═════ RECORDED DATA

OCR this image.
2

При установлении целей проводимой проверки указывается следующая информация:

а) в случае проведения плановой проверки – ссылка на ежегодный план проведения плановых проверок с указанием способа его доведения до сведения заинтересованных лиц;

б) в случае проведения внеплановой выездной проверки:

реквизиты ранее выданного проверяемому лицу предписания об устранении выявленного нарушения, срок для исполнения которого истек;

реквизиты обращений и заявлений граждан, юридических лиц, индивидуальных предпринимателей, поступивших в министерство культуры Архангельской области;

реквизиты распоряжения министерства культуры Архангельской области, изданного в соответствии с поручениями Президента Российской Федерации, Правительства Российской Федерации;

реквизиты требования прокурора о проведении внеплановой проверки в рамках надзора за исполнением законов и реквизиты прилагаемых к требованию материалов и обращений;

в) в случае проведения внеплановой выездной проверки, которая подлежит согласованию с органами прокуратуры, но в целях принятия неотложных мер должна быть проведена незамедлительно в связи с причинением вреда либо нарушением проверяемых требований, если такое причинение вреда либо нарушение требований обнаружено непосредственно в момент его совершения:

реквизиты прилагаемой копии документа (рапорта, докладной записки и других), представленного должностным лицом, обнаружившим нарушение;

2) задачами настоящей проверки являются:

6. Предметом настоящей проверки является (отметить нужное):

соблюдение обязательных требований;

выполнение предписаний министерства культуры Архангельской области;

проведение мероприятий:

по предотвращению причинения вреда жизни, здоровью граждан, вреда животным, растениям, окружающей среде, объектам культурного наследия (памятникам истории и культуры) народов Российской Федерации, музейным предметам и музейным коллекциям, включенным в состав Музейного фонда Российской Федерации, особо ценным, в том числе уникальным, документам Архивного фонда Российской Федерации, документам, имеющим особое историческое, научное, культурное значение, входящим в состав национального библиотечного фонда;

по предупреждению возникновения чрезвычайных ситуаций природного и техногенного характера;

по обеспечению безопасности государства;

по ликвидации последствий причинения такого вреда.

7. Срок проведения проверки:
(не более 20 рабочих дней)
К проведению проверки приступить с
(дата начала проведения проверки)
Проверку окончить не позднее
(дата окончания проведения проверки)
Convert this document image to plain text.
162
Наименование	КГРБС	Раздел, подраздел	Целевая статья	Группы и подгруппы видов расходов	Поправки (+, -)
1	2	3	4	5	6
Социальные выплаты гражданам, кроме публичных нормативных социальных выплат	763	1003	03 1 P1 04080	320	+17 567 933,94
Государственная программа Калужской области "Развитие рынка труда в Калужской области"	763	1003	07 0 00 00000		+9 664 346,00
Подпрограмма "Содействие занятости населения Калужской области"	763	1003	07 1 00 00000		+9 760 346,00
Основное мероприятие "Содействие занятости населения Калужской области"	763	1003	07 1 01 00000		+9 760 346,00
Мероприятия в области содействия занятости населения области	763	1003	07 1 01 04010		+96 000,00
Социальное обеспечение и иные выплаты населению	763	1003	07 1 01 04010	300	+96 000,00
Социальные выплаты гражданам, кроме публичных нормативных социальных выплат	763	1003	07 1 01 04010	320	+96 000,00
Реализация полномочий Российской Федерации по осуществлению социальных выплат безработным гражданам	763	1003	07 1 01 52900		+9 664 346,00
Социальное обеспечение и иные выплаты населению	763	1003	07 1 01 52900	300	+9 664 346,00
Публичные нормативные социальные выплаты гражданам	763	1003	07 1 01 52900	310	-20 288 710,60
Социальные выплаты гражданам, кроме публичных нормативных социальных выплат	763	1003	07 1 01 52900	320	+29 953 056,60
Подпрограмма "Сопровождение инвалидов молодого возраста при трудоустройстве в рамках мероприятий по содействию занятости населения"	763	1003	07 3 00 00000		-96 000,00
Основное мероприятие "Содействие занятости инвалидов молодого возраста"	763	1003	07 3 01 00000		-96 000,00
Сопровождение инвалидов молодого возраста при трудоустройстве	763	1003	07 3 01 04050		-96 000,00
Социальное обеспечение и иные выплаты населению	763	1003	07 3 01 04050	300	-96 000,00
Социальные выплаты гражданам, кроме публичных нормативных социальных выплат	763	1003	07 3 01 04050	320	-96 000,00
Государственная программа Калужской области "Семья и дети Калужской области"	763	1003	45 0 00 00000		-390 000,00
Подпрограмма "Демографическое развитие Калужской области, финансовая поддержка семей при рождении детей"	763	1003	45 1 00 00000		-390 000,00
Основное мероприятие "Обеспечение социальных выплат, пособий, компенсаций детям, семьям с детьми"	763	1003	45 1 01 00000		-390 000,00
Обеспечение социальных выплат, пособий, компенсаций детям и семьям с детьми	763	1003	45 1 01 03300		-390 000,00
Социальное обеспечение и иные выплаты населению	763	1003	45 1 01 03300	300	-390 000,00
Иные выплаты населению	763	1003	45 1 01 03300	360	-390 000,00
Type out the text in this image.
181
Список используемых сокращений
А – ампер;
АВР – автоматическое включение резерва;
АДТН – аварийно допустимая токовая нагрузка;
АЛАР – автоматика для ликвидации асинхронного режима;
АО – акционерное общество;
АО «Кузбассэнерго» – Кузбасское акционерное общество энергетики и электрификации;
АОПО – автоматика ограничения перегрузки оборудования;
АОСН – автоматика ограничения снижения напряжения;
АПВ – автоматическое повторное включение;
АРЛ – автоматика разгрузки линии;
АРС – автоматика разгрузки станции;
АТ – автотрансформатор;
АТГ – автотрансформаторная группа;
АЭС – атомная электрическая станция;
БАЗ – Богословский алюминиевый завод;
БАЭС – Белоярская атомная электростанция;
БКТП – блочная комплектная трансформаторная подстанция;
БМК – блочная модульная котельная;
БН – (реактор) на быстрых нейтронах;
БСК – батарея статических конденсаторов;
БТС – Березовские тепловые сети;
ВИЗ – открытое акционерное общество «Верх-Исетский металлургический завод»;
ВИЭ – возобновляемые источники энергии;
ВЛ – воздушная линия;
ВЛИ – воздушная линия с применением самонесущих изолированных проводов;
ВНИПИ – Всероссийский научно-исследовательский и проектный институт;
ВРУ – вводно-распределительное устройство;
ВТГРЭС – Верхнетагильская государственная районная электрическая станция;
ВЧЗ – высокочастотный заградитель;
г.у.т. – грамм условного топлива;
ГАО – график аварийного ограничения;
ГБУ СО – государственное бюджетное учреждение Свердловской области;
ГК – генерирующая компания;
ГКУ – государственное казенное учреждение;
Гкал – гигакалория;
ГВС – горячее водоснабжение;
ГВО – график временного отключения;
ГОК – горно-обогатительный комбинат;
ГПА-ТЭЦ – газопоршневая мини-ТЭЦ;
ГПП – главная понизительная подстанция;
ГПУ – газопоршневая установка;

══════════

◆ WHAT IS BEING ASKED: Your task is to quote all of the data word for word.

◆ SOLUTION FOR THIS TASK:
OCR this image.
2

При установлении целей проводимой проверки указывается следующая информация:

а) в случае проведения плановой проверки – ссылка на ежегодный план проведения плановых проверок с указанием способа его доведения до сведения заинтересованных лиц;

б) в случае проведения внеплановой выездной проверки:

реквизиты ранее выданного проверяемому лицу предписания об устранении выявленного нарушения, срок для исполнения которого истек;

реквизиты обращений и заявлений граждан, юридических лиц, индивидуальных предпринимателей, поступивших в министерство культуры Архангельской области;

реквизиты распоряжения министерства культуры Архангельской области, изданного в соответствии с поручениями Президента Российской Федерации, Правительства Российской Федерации;

реквизиты требования прокурора о проведении внеплановой проверки в рамках надзора за исполнением законов и реквизиты прилагаемых к требованию материалов и обращений;

в) в случае проведения внеплановой выездной проверки, которая подлежит согласованию с органами прокуратуры, но в целях принятия неотложных мер должна быть проведена незамедлительно в связи с причинением вреда либо нарушением проверяемых требований, если такое причинение вреда либо нарушение требований обнаружено непосредственно в момент его совершения:

реквизиты прилагаемой копии документа (рапорта, докладной записки и других), представленного должностным лицом, обнаружившим нарушение;

2) задачами настоящей проверки являются:

6. Предметом настоящей проверки является (отметить нужное):

соблюдение обязательных требований;

выполнение предписаний министерства культуры Архангельской области;

проведение мероприятий:

по предотвращению причинения вреда жизни, здоровью граждан, вреда животным, растениям, окружающей среде, объектам культурного наследия (памятникам истории и культуры) народов Российской Федерации, музейным предметам и музейным коллекциям, включенным в состав Музейного фонда Российской Федерации, особо ценным, в том числе уникальным, документам Архивного фонда Российской Федерации, документам, имеющим особое историческое, научное, культурное значение, входящим в состав национального библиотечного фонда;

по предупреждению возникновения чрезвычайных ситуаций природного и техногенного характера;

по обеспечению безопасности государства;

по ликвидации последствий причинения такого вреда.

7. Срок проведения проверки:
(не более 20 рабочих дней)
К проведению проверки приступить с
(дата начала проведения проверки)
Проверку окончить не позднее
(дата окончания проведения проверки)
Convert this document image to plain text.
162
Наименование	КГРБС	Раздел, подраздел	Целевая статья	Группы и подгруппы видов расходов	Поправки (+, -)
1	2	3	4	5	6
Социальные выплаты гражданам, кроме публичных нормативных социальных выплат	763	1003	03 1 P1 04080	320	+17 567 933,94
Государственная программа Калужской области "Развитие рынка труда в Калужской области"	763	1003	07 0 00 00000		+9 664 346,00
Подпрограмма "Содействие занятости населения Калужской области"	763	1003	07 1 00 00000		+9 760 346,00
Основное мероприятие "Содействие занятости населения Калужской области"	763	1003	07 1 01 00000		+9 760 346,00
Мероприятия в области содействия занятости населения области	763	1003	07 1 01 04010		+96 000,00
Социальное обеспечение и иные выплаты населению	763	1003	07 1 01 04010	300	+96 000,00
Социальные выплаты гражданам, кроме публичных нормативных социальных выплат	763	1003	07 1 01 04010	320	+96 000,00
Реализация полномочий Российской Федерации по осуществлению социальных выплат безработным гражданам	763	1003	07 1 01 52900		+9 664 346,00
Социальное обеспечение и иные выплаты населению	763	1003	07 1 01 52900	300	+9 664 346,00
Публичные нормативные социальные выплаты гражданам	763	1003	07 1 01 52900	310	-20 288 710,60
Социальные выплаты гражданам, кроме публичных нормативных социальных выплат	763	1003	07 1 01 52900	320	+29 953 056,60
Подпрограмма "Сопровождение инвалидов молодого возраста при трудоустройстве в рамках мероприятий по содействию занятости населения"	763	1003	07 3 00 00000		-96 000,00
Основное мероприятие "Содействие занятости инвалидов молодого возраста"	763	1003	07 3 01 00000		-96 000,00
Сопровождение инвалидов молодого возраста при трудоустройстве	763	1003	07 3 01 04050		-96 000,00
Социальное обеспечение и иные выплаты населению	763	1003	07 3 01 04050	300	-96 000,00
Социальные выплаты гражданам, кроме публичных нормативных социальных выплат	763	1003	07 3 01 04050	320	-96 000,00
Государственная программа Калужской области "Семья и дети Калужской области"	763	1003	45 0 00 00000		-390 000,00
Подпрограмма "Демографическое развитие Калужской области, финансовая поддержка семей при рождении детей"	763	1003	45 1 00 00000		-390 000,00
Основное мероприятие "Обеспечение социальных выплат, пособий, компенсаций детям, семьям с детьми"	763	1003	45 1 01 00000		-390 000,00
Обеспечение социальных выплат, пособий, компенсаций детям и семьям с детьми	763	1003	45 1 01 03300		-390 000,00
Социальное обеспечение и иные выплаты населению	763	1003	45 1 01 03300	300	-390 000,00
Иные выплаты населению	763	1003	45 1 01 03300	360	-390 000,00
Type out the text in this image.
181
Список используемых сокращений
А – ампер;
АВР – автоматическое включение резерва;
АДТН – аварийно допустимая токовая нагрузка;
АЛАР – автоматика для ликвидации асинхронного режима;
АО – акционерное общество;
АО «Кузбассэнерго» – Кузбасское акционерное общество энергетики и электрификации;
АОПО – автоматика ограничения перегрузки оборудования;
АОСН – автоматика ограничения снижения напряжения;
АПВ – автоматическое повторное включение;
АРЛ – автоматика разгрузки линии;
АРС – автоматика разгрузки станции;
АТ – автотрансформатор;
АТГ – автотрансформаторная группа;
АЭС – атомная электрическая станция;
БАЗ – Богословский алюминиевый завод;
БАЭС – Белоярская атомная электростанция;
БКТП – блочная комплектная трансформаторная подстанция;
БМК – блочная модульная котельная;
БН – (реактор) на быстрых нейтронах;
БСК – батарея статических конденсаторов;
БТС – Березовские тепловые сети;
ВИЗ – открытое акционерное общество «Верх-Исетский металлургический завод»;
ВИЭ – возобновляемые источники энергии;
ВЛ – воздушная линия;
ВЛИ – воздушная линия с применением самонесущих изолированных проводов;
ВНИПИ – Всероссийский научно-исследовательский и проектный институт;
ВРУ – вводно-распределительное устройство;
ВТГРЭС – Верхнетагильская государственная районная электрическая станция;
ВЧЗ – высокочастотный заградитель;
г.у.т. – грамм условного топлива;
ГАО – график аварийного ограничения;
ГБУ СО – государственное бюджетное учреждение Свердловской области;
ГК – генерирующая компания;
ГКУ – государственное казенное учреждение;
Гкал – гигакалория;
ГВС – горячее водоснабжение;
ГВО – график временного отключения;
ГОК – горно-обогатительный комбинат;
ГПА-ТЭЦ – газопоршневая мини-ТЭЦ;
ГПП – главная понизительная подстанция;
ГПУ – газопоршневая установка;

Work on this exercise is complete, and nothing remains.